> _Directions_
From the entries below, extract every line that includes the word "icon".

> _Supplied data_
☆ ☆ ☆
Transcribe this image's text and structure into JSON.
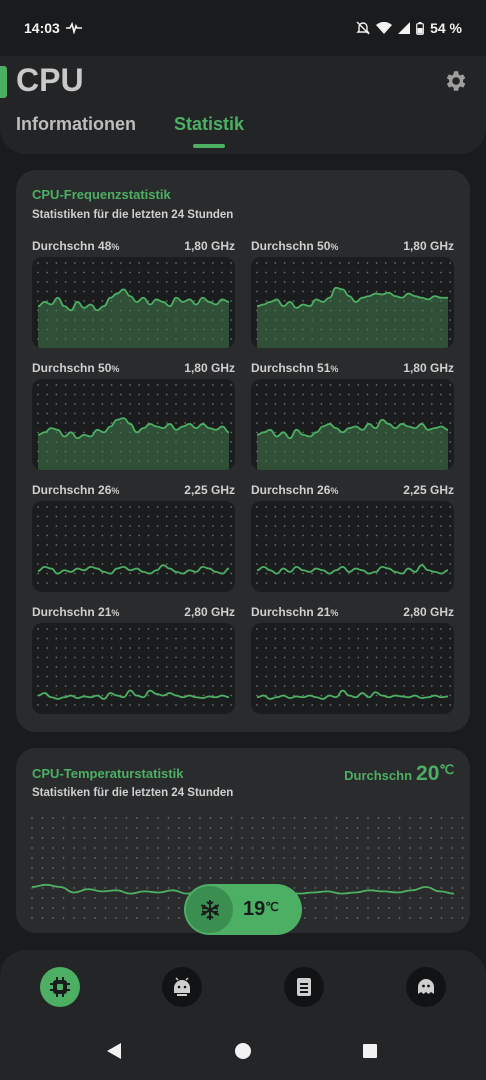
{
  "status": {
    "time": "14:03",
    "battery": "54 %"
  },
  "header": {
    "title": "CPU",
    "tabs": [
      {
        "label": "Informationen",
        "active": false
      },
      {
        "label": "Statistik",
        "active": true
      }
    ]
  },
  "freq": {
    "title": "CPU-Frequenzstatistik",
    "subtitle": "Statistiken für die letzten 24 Stunden",
    "cores": [
      {
        "avg_label": "Durchschn",
        "avg_value": "48",
        "pct": "%",
        "ghz": "1,80 GHz",
        "level": 0.62,
        "series": [
          0.5,
          0.55,
          0.52,
          0.6,
          0.5,
          0.45,
          0.55,
          0.48,
          0.52,
          0.45,
          0.5,
          0.6,
          0.65,
          0.7,
          0.62,
          0.55,
          0.6,
          0.52,
          0.58,
          0.55,
          0.5,
          0.6,
          0.55,
          0.58,
          0.52,
          0.6,
          0.55,
          0.52,
          0.58,
          0.55
        ]
      },
      {
        "avg_label": "Durchschn",
        "avg_value": "50",
        "pct": "%",
        "ghz": "1,80 GHz",
        "level": 0.64,
        "series": [
          0.5,
          0.52,
          0.55,
          0.58,
          0.5,
          0.55,
          0.48,
          0.52,
          0.5,
          0.58,
          0.55,
          0.6,
          0.72,
          0.7,
          0.62,
          0.55,
          0.6,
          0.62,
          0.65,
          0.64,
          0.66,
          0.62,
          0.6,
          0.65,
          0.62,
          0.6,
          0.58,
          0.62,
          0.6,
          0.6
        ]
      },
      {
        "avg_label": "Durchschn",
        "avg_value": "50",
        "pct": "%",
        "ghz": "1,80 GHz",
        "level": 0.6,
        "series": [
          0.42,
          0.45,
          0.5,
          0.48,
          0.4,
          0.45,
          0.38,
          0.42,
          0.4,
          0.48,
          0.45,
          0.52,
          0.6,
          0.62,
          0.55,
          0.45,
          0.5,
          0.55,
          0.52,
          0.5,
          0.55,
          0.48,
          0.52,
          0.55,
          0.5,
          0.55,
          0.5,
          0.48,
          0.52,
          0.45
        ]
      },
      {
        "avg_label": "Durchschn",
        "avg_value": "51",
        "pct": "%",
        "ghz": "1,80 GHz",
        "level": 0.6,
        "series": [
          0.42,
          0.45,
          0.48,
          0.4,
          0.45,
          0.38,
          0.48,
          0.42,
          0.4,
          0.45,
          0.52,
          0.55,
          0.5,
          0.45,
          0.5,
          0.52,
          0.48,
          0.55,
          0.5,
          0.6,
          0.55,
          0.5,
          0.55,
          0.52,
          0.5,
          0.55,
          0.48,
          0.5,
          0.52,
          0.48
        ]
      },
      {
        "avg_label": "Durchschn",
        "avg_value": "26",
        "pct": "%",
        "ghz": "2,25 GHz",
        "level": 0.3,
        "series": [
          0.25,
          0.3,
          0.28,
          0.22,
          0.26,
          0.24,
          0.28,
          0.26,
          0.3,
          0.28,
          0.24,
          0.22,
          0.28,
          0.3,
          0.26,
          0.28,
          0.24,
          0.22,
          0.26,
          0.32,
          0.28,
          0.24,
          0.22,
          0.26,
          0.24,
          0.3,
          0.28,
          0.24,
          0.22,
          0.28
        ]
      },
      {
        "avg_label": "Durchschn",
        "avg_value": "26",
        "pct": "%",
        "ghz": "2,25 GHz",
        "level": 0.3,
        "series": [
          0.26,
          0.3,
          0.26,
          0.22,
          0.28,
          0.24,
          0.3,
          0.26,
          0.24,
          0.28,
          0.26,
          0.22,
          0.26,
          0.3,
          0.24,
          0.28,
          0.26,
          0.22,
          0.24,
          0.3,
          0.28,
          0.24,
          0.22,
          0.28,
          0.24,
          0.32,
          0.26,
          0.24,
          0.22,
          0.26
        ]
      },
      {
        "avg_label": "Durchschn",
        "avg_value": "21",
        "pct": "%",
        "ghz": "2,80 GHz",
        "level": 0.25,
        "series": [
          0.22,
          0.25,
          0.2,
          0.18,
          0.2,
          0.22,
          0.19,
          0.21,
          0.2,
          0.22,
          0.18,
          0.25,
          0.22,
          0.2,
          0.28,
          0.22,
          0.2,
          0.28,
          0.24,
          0.22,
          0.25,
          0.22,
          0.2,
          0.22,
          0.2,
          0.19,
          0.21,
          0.2,
          0.22,
          0.2
        ]
      },
      {
        "avg_label": "Durchschn",
        "avg_value": "21",
        "pct": "%",
        "ghz": "2,80 GHz",
        "level": 0.25,
        "series": [
          0.2,
          0.22,
          0.18,
          0.2,
          0.22,
          0.19,
          0.21,
          0.2,
          0.22,
          0.2,
          0.18,
          0.22,
          0.2,
          0.28,
          0.22,
          0.2,
          0.25,
          0.2,
          0.26,
          0.22,
          0.2,
          0.22,
          0.21,
          0.2,
          0.22,
          0.19,
          0.2,
          0.22,
          0.2,
          0.21
        ]
      }
    ]
  },
  "temp": {
    "title": "CPU-Temperaturstatistik",
    "subtitle": "Statistiken für die letzten 24 Stunden",
    "avg_label": "Durchschn",
    "avg_value": "20",
    "unit": "℃",
    "current": "19",
    "series": [
      0.5,
      0.52,
      0.5,
      0.45,
      0.48,
      0.46,
      0.47,
      0.44,
      0.46,
      0.45,
      0.47,
      0.44,
      0.46,
      0.45,
      0.5,
      0.45,
      0.46,
      0.44,
      0.45,
      0.44,
      0.45,
      0.46,
      0.44,
      0.45,
      0.47,
      0.46,
      0.45,
      0.47,
      0.5,
      0.46,
      0.44
    ]
  },
  "nav": {
    "items": [
      "cpu-icon",
      "robot-icon",
      "memory-icon",
      "ghost-icon"
    ],
    "active": 0
  }
}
☆ ☆ ☆
> _Expected output_
      "cpu-icon",
      "robot-icon",
      "memory-icon",
      "ghost-icon"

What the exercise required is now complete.